● TO DO
Print the full listing exactly.
::::::::
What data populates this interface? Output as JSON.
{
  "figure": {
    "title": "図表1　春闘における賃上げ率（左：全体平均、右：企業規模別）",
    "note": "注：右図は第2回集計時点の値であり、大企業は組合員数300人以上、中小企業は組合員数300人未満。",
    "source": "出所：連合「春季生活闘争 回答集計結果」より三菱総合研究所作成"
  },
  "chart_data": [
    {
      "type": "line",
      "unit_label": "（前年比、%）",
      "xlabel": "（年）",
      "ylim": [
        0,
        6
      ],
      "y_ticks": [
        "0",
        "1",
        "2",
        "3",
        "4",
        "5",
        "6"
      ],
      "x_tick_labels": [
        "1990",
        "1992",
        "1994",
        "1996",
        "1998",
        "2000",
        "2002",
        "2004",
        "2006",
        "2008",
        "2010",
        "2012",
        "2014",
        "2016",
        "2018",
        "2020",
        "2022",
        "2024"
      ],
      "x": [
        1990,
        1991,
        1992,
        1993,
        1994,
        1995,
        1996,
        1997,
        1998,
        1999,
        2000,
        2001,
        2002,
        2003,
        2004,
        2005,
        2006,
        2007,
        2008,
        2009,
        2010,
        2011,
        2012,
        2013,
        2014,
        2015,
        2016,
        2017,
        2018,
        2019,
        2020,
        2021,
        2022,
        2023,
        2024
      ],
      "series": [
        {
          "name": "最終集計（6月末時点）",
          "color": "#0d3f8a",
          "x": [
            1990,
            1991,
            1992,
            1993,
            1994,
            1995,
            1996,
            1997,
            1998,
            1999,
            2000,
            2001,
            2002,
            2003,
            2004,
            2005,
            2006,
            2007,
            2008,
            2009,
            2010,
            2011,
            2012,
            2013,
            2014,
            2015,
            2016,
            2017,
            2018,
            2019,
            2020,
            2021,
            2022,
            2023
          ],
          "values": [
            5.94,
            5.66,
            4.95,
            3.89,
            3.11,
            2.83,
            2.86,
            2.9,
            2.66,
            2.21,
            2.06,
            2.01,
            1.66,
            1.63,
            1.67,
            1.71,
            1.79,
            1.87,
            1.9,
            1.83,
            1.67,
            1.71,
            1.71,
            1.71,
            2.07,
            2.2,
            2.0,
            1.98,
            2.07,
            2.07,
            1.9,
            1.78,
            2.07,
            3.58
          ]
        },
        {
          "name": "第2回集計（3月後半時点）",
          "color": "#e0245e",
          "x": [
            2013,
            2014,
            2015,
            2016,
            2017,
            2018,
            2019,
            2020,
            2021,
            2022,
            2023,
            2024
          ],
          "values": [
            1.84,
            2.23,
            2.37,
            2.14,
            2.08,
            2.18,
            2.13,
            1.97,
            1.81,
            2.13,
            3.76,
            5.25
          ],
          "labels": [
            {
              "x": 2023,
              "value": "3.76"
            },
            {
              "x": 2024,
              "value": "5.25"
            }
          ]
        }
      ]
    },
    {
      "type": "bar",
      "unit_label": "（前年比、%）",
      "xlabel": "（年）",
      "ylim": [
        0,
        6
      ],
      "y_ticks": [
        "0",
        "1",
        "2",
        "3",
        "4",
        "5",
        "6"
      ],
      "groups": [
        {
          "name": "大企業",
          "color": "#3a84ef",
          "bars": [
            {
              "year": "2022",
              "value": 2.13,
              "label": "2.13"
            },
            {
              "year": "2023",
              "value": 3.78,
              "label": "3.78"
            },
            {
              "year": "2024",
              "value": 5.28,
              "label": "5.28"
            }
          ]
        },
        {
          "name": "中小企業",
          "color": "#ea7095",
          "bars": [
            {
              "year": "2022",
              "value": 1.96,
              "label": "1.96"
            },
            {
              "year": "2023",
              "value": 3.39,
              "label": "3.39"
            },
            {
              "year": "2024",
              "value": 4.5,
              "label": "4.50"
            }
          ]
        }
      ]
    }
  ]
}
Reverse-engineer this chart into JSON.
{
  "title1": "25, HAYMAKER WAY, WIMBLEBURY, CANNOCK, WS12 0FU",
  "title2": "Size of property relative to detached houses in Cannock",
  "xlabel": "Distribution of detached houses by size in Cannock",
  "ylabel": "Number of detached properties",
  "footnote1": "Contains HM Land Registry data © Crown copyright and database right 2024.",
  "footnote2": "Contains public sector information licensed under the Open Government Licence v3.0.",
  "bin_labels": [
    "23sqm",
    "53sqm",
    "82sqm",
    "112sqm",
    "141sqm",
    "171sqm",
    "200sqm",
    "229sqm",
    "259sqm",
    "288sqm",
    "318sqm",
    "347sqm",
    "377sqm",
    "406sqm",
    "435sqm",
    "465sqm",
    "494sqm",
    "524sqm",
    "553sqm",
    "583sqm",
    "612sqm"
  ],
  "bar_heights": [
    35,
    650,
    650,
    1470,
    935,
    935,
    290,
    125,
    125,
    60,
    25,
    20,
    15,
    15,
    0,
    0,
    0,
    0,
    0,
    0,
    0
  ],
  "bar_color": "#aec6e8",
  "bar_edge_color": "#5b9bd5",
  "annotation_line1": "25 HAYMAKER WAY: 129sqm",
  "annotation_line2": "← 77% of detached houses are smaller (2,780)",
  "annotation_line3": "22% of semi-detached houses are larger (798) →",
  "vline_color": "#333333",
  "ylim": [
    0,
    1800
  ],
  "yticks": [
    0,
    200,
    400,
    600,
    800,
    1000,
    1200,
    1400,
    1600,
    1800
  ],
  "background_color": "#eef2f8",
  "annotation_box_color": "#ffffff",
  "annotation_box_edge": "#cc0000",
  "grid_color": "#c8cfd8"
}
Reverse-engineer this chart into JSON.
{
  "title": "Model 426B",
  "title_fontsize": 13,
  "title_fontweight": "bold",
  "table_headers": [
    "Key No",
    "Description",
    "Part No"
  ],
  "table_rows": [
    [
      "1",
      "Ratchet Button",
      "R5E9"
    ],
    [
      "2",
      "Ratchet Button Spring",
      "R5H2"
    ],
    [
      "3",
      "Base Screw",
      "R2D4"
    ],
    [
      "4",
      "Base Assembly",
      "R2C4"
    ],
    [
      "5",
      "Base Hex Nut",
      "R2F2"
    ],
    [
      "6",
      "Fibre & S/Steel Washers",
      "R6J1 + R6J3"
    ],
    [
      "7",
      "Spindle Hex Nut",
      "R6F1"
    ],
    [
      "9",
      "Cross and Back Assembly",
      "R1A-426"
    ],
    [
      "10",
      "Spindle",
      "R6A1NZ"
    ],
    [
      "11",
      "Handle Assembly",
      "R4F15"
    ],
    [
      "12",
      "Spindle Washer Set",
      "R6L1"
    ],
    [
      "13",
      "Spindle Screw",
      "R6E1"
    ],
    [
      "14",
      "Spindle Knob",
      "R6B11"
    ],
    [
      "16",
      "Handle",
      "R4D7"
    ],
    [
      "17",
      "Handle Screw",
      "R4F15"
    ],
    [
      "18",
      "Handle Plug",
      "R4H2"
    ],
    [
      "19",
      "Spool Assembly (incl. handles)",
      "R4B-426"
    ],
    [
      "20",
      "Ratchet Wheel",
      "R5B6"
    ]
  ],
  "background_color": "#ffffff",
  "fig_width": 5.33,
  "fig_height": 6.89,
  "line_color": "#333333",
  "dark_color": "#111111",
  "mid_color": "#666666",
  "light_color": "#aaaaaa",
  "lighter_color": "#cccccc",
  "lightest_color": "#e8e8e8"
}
::::::::
● RESULT FOR THIS TASK
What data populates this interface? Output as JSON.
{
  "figure": {
    "title": "図表1　春闘における賃上げ率（左：全体平均、右：企業規模別）",
    "note": "注：右図は第2回集計時点の値であり、大企業は組合員数300人以上、中小企業は組合員数300人未満。",
    "source": "出所：連合「春季生活闘争 回答集計結果」より三菱総合研究所作成"
  },
  "chart_data": [
    {
      "type": "line",
      "unit_label": "（前年比、%）",
      "xlabel": "（年）",
      "ylim": [
        0,
        6
      ],
      "y_ticks": [
        "0",
        "1",
        "2",
        "3",
        "4",
        "5",
        "6"
      ],
      "x_tick_labels": [
        "1990",
        "1992",
        "1994",
        "1996",
        "1998",
        "2000",
        "2002",
        "2004",
        "2006",
        "2008",
        "2010",
        "2012",
        "2014",
        "2016",
        "2018",
        "2020",
        "2022",
        "2024"
      ],
      "x": [
        1990,
        1991,
        1992,
        1993,
        1994,
        1995,
        1996,
        1997,
        1998,
        1999,
        2000,
        2001,
        2002,
        2003,
        2004,
        2005,
        2006,
        2007,
        2008,
        2009,
        2010,
        2011,
        2012,
        2013,
        2014,
        2015,
        2016,
        2017,
        2018,
        2019,
        2020,
        2021,
        2022,
        2023,
        2024
      ],
      "series": [
        {
          "name": "最終集計（6月末時点）",
          "color": "#0d3f8a",
          "x": [
            1990,
            1991,
            1992,
            1993,
            1994,
            1995,
            1996,
            1997,
            1998,
            1999,
            2000,
            2001,
            2002,
            2003,
            2004,
            2005,
            2006,
            2007,
            2008,
            2009,
            2010,
            2011,
            2012,
            2013,
            2014,
            2015,
            2016,
            2017,
            2018,
            2019,
            2020,
            2021,
            2022,
            2023
          ],
          "values": [
            5.94,
            5.66,
            4.95,
            3.89,
            3.11,
            2.83,
            2.86,
            2.9,
            2.66,
            2.21,
            2.06,
            2.01,
            1.66,
            1.63,
            1.67,
            1.71,
            1.79,
            1.87,
            1.9,
            1.83,
            1.67,
            1.71,
            1.71,
            1.71,
            2.07,
            2.2,
            2.0,
            1.98,
            2.07,
            2.07,
            1.9,
            1.78,
            2.07,
            3.58
          ]
        },
        {
          "name": "第2回集計（3月後半時点）",
          "color": "#e0245e",
          "x": [
            2013,
            2014,
            2015,
            2016,
            2017,
            2018,
            2019,
            2020,
            2021,
            2022,
            2023,
            2024
          ],
          "values": [
            1.84,
            2.23,
            2.37,
            2.14,
            2.08,
            2.18,
            2.13,
            1.97,
            1.81,
            2.13,
            3.76,
            5.25
          ],
          "labels": [
            {
              "x": 2023,
              "value": "3.76"
            },
            {
              "x": 2024,
              "value": "5.25"
            }
          ]
        }
      ]
    },
    {
      "type": "bar",
      "unit_label": "（前年比、%）",
      "xlabel": "（年）",
      "ylim": [
        0,
        6
      ],
      "y_ticks": [
        "0",
        "1",
        "2",
        "3",
        "4",
        "5",
        "6"
      ],
      "groups": [
        {
          "name": "大企業",
          "color": "#3a84ef",
          "bars": [
            {
              "year": "2022",
              "value": 2.13,
              "label": "2.13"
            },
            {
              "year": "2023",
              "value": 3.78,
              "label": "3.78"
            },
            {
              "year": "2024",
              "value": 5.28,
              "label": "5.28"
            }
          ]
        },
        {
          "name": "中小企業",
          "color": "#ea7095",
          "bars": [
            {
              "year": "2022",
              "value": 1.96,
              "label": "1.96"
            },
            {
              "year": "2023",
              "value": 3.39,
              "label": "3.39"
            },
            {
              "year": "2024",
              "value": 4.5,
              "label": "4.50"
            }
          ]
        }
      ]
    }
  ]
}
Reverse-engineer this chart into JSON.
{
  "title1": "25, HAYMAKER WAY, WIMBLEBURY, CANNOCK, WS12 0FU",
  "title2": "Size of property relative to detached houses in Cannock",
  "xlabel": "Distribution of detached houses by size in Cannock",
  "ylabel": "Number of detached properties",
  "footnote1": "Contains HM Land Registry data © Crown copyright and database right 2024.",
  "footnote2": "Contains public sector information licensed under the Open Government Licence v3.0.",
  "bin_labels": [
    "23sqm",
    "53sqm",
    "82sqm",
    "112sqm",
    "141sqm",
    "171sqm",
    "200sqm",
    "229sqm",
    "259sqm",
    "288sqm",
    "318sqm",
    "347sqm",
    "377sqm",
    "406sqm",
    "435sqm",
    "465sqm",
    "494sqm",
    "524sqm",
    "553sqm",
    "583sqm",
    "612sqm"
  ],
  "bar_heights": [
    35,
    650,
    650,
    1470,
    935,
    935,
    290,
    125,
    125,
    60,
    25,
    20,
    15,
    15,
    0,
    0,
    0,
    0,
    0,
    0,
    0
  ],
  "bar_color": "#aec6e8",
  "bar_edge_color": "#5b9bd5",
  "annotation_line1": "25 HAYMAKER WAY: 129sqm",
  "annotation_line2": "← 77% of detached houses are smaller (2,780)",
  "annotation_line3": "22% of semi-detached houses are larger (798) →",
  "vline_color": "#333333",
  "ylim": [
    0,
    1800
  ],
  "yticks": [
    0,
    200,
    400,
    600,
    800,
    1000,
    1200,
    1400,
    1600,
    1800
  ],
  "background_color": "#eef2f8",
  "annotation_box_color": "#ffffff",
  "annotation_box_edge": "#cc0000",
  "grid_color": "#c8cfd8"
}
Reverse-engineer this chart into JSON.
{
  "title": "Model 426B",
  "title_fontsize": 13,
  "title_fontweight": "bold",
  "table_headers": [
    "Key No",
    "Description",
    "Part No"
  ],
  "table_rows": [
    [
      "1",
      "Ratchet Button",
      "R5E9"
    ],
    [
      "2",
      "Ratchet Button Spring",
      "R5H2"
    ],
    [
      "3",
      "Base Screw",
      "R2D4"
    ],
    [
      "4",
      "Base Assembly",
      "R2C4"
    ],
    [
      "5",
      "Base Hex Nut",
      "R2F2"
    ],
    [
      "6",
      "Fibre & S/Steel Washers",
      "R6J1 + R6J3"
    ],
    [
      "7",
      "Spindle Hex Nut",
      "R6F1"
    ],
    [
      "9",
      "Cross and Back Assembly",
      "R1A-426"
    ],
    [
      "10",
      "Spindle",
      "R6A1NZ"
    ],
    [
      "11",
      "Handle Assembly",
      "R4F15"
    ],
    [
      "12",
      "Spindle Washer Set",
      "R6L1"
    ],
    [
      "13",
      "Spindle Screw",
      "R6E1"
    ],
    [
      "14",
      "Spindle Knob",
      "R6B11"
    ],
    [
      "16",
      "Handle",
      "R4D7"
    ],
    [
      "17",
      "Handle Screw",
      "R4F15"
    ],
    [
      "18",
      "Handle Plug",
      "R4H2"
    ],
    [
      "19",
      "Spool Assembly (incl. handles)",
      "R4B-426"
    ],
    [
      "20",
      "Ratchet Wheel",
      "R5B6"
    ]
  ],
  "background_color": "#ffffff",
  "fig_width": 5.33,
  "fig_height": 6.89,
  "line_color": "#333333",
  "dark_color": "#111111",
  "mid_color": "#666666",
  "light_color": "#aaaaaa",
  "lighter_color": "#cccccc",
  "lightest_color": "#e8e8e8"
}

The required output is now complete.